** start of Data supplied **

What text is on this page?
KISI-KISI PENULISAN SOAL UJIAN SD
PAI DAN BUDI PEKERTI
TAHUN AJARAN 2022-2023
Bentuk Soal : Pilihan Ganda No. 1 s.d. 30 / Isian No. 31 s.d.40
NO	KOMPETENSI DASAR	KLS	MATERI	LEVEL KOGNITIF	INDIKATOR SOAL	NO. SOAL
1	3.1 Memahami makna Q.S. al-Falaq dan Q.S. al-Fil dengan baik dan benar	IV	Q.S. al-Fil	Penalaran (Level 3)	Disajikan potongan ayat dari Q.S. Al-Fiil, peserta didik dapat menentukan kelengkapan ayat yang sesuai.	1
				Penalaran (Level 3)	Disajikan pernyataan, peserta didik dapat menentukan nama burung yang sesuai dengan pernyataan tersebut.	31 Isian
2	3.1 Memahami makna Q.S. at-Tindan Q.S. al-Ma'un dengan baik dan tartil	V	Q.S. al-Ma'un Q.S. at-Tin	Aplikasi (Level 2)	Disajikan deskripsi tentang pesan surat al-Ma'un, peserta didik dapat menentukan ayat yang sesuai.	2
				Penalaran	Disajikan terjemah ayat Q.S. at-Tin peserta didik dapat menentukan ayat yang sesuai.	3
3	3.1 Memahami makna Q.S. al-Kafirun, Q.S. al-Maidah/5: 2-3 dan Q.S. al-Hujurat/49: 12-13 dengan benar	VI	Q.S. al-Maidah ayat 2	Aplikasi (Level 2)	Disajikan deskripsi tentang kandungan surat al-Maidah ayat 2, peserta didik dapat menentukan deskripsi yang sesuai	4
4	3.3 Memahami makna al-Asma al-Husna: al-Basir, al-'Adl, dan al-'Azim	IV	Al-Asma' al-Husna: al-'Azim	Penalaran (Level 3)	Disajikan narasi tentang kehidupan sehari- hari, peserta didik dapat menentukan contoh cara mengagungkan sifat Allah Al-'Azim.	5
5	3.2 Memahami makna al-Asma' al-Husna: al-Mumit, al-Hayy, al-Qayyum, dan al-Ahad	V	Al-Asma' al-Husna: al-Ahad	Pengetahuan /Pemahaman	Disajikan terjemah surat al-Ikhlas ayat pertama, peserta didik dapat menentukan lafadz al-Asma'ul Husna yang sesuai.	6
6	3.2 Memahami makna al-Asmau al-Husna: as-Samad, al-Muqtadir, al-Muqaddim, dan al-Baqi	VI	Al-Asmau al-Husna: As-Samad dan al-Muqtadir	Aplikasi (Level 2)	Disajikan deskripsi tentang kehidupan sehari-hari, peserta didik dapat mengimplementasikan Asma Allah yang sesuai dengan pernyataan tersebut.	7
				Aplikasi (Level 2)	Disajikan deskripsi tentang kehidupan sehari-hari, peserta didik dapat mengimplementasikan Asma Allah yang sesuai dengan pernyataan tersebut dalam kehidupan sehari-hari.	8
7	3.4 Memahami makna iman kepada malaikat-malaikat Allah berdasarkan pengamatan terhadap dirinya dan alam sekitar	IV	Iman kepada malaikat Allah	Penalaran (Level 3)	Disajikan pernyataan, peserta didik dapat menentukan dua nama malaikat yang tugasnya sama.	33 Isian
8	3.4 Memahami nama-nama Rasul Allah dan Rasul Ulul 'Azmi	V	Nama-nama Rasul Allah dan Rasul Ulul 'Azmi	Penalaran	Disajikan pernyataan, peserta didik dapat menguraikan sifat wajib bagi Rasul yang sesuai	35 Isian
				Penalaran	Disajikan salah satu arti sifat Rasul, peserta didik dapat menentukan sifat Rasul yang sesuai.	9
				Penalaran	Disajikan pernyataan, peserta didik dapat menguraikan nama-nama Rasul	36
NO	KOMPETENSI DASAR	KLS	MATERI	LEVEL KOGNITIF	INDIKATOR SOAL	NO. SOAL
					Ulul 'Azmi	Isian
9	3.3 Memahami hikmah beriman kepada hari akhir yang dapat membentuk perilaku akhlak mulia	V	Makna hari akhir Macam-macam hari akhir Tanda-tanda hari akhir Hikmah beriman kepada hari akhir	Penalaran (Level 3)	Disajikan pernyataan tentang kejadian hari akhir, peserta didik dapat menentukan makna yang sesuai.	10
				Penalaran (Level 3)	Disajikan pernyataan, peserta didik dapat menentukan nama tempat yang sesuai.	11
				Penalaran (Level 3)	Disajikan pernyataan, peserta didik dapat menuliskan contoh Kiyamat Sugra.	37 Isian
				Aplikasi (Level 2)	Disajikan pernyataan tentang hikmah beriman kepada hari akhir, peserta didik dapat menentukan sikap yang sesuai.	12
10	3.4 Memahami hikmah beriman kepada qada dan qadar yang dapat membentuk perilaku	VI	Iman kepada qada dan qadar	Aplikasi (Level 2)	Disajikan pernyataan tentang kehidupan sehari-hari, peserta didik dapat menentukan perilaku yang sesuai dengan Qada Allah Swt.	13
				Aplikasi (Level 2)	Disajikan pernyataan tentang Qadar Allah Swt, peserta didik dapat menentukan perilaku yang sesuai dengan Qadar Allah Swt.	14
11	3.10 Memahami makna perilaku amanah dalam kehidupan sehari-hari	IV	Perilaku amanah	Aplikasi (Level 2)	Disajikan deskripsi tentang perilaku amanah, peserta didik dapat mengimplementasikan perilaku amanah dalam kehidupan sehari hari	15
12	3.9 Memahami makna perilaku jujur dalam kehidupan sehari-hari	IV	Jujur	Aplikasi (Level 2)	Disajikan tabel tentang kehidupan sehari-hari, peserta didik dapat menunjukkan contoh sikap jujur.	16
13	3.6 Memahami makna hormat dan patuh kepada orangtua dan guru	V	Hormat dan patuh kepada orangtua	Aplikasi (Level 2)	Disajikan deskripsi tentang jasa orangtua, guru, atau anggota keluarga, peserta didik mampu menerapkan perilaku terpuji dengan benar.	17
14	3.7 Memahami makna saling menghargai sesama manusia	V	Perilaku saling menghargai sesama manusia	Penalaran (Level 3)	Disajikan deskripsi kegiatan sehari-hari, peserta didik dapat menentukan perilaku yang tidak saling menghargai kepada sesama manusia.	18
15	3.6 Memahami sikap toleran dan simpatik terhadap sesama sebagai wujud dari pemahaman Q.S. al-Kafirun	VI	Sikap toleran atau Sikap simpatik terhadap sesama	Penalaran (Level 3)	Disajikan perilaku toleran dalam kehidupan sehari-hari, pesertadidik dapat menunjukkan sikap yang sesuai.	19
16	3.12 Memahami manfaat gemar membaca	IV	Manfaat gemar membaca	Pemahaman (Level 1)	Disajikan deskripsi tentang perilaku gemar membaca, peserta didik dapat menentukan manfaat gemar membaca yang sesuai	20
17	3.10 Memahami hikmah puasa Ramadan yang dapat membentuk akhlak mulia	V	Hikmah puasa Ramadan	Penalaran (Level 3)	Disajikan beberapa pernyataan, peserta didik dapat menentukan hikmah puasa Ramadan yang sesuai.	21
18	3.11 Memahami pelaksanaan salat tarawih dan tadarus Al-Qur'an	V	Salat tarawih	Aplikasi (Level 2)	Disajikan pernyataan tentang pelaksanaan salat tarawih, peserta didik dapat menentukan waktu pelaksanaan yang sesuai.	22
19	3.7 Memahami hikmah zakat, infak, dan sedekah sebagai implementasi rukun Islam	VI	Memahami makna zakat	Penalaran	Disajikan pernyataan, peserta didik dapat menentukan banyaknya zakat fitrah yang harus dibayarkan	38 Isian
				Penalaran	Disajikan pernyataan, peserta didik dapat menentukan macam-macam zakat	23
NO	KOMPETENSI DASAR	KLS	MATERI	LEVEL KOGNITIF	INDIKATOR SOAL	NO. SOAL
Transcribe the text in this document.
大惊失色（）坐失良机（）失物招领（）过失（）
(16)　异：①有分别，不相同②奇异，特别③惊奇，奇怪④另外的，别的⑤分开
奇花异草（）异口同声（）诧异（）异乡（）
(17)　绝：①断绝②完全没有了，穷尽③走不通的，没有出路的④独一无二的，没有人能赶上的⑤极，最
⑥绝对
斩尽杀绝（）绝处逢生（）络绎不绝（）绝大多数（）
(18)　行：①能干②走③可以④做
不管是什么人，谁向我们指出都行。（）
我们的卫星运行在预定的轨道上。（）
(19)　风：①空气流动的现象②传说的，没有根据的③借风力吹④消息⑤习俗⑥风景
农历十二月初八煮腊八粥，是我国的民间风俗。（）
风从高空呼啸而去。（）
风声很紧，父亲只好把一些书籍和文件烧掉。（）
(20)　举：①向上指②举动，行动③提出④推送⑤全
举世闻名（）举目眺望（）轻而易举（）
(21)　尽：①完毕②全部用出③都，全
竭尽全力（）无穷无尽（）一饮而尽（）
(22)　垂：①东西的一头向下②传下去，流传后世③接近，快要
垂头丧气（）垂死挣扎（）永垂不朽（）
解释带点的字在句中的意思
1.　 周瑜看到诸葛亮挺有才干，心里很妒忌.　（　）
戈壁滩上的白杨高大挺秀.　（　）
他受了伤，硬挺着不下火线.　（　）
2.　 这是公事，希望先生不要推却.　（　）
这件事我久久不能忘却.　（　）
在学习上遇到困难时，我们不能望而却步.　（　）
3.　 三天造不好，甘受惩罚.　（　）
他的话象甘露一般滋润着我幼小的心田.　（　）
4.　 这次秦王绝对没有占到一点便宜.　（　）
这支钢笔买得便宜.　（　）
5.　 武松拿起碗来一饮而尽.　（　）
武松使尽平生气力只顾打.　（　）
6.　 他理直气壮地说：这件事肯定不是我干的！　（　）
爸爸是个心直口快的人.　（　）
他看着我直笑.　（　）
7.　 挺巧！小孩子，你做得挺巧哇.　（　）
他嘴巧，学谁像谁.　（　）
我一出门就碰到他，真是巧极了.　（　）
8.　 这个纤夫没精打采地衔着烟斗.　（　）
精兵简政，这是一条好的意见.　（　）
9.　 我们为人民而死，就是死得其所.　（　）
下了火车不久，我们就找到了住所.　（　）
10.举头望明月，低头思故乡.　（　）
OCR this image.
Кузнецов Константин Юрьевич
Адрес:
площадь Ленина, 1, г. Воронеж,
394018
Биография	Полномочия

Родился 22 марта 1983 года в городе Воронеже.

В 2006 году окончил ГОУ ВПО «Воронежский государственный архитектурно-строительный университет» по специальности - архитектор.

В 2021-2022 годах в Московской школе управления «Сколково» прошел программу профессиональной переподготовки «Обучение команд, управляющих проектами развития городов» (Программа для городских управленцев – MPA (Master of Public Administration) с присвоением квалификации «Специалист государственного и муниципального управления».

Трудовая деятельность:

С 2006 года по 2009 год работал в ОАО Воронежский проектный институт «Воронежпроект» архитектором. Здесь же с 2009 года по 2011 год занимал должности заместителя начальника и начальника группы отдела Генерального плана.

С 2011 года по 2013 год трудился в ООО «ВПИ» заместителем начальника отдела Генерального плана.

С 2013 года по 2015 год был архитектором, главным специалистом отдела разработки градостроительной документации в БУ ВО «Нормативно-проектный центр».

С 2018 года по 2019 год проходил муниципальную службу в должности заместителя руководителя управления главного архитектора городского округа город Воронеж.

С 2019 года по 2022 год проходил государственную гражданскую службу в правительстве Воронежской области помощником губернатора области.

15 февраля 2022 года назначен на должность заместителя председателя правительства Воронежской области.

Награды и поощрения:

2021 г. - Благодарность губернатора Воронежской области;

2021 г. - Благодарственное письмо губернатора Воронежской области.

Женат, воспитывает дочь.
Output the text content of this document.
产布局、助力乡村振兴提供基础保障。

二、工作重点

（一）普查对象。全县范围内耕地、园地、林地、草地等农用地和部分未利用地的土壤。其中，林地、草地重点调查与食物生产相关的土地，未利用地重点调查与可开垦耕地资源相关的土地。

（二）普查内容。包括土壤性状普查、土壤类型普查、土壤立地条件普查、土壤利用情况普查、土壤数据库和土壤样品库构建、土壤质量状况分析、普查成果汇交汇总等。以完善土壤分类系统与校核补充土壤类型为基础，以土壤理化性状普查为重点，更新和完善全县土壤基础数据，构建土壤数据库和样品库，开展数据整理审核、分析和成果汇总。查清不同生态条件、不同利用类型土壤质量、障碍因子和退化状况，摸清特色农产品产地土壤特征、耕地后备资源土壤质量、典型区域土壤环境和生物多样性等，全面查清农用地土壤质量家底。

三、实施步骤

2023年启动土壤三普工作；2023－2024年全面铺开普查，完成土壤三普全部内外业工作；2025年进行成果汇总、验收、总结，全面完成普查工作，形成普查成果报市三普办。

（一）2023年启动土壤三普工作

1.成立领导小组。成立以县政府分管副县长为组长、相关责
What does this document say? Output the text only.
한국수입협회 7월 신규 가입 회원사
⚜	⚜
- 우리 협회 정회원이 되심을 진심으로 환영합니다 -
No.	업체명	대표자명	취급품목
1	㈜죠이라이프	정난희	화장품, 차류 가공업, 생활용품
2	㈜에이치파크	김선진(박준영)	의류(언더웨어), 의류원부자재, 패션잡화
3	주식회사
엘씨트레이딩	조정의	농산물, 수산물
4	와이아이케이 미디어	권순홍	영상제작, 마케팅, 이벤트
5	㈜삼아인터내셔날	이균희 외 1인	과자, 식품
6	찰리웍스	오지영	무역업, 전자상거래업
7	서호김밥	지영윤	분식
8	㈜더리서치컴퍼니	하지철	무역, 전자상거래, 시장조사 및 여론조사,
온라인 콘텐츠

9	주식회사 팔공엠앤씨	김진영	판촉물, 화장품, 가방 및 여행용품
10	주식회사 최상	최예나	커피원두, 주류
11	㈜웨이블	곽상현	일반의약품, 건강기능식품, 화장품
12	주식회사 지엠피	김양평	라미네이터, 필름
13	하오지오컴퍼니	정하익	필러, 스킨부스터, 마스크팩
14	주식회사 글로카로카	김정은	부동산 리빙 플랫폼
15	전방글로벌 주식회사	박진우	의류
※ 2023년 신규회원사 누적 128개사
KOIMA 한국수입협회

** end of Data supplied **

Goal of the exercise ▸ Begin at the line containing "What does this" and reproduce each line through the end of the records above.

Finished answer ▸
What does this document say? Output the text only.
한국수입협회 7월 신규 가입 회원사
⚜	⚜
- 우리 협회 정회원이 되심을 진심으로 환영합니다 -
No.	업체명	대표자명	취급품목
1	㈜죠이라이프	정난희	화장품, 차류 가공업, 생활용품
2	㈜에이치파크	김선진(박준영)	의류(언더웨어), 의류원부자재, 패션잡화
3	주식회사
엘씨트레이딩	조정의	농산물, 수산물
4	와이아이케이 미디어	권순홍	영상제작, 마케팅, 이벤트
5	㈜삼아인터내셔날	이균희 외 1인	과자, 식품
6	찰리웍스	오지영	무역업, 전자상거래업
7	서호김밥	지영윤	분식
8	㈜더리서치컴퍼니	하지철	무역, 전자상거래, 시장조사 및 여론조사,
온라인 콘텐츠

9	주식회사 팔공엠앤씨	김진영	판촉물, 화장품, 가방 및 여행용품
10	주식회사 최상	최예나	커피원두, 주류
11	㈜웨이블	곽상현	일반의약품, 건강기능식품, 화장품
12	주식회사 지엠피	김양평	라미네이터, 필름
13	하오지오컴퍼니	정하익	필러, 스킨부스터, 마스크팩
14	주식회사 글로카로카	김정은	부동산 리빙 플랫폼
15	전방글로벌 주식회사	박진우	의류
※ 2023년 신규회원사 누적 128개사
KOIMA 한국수입협회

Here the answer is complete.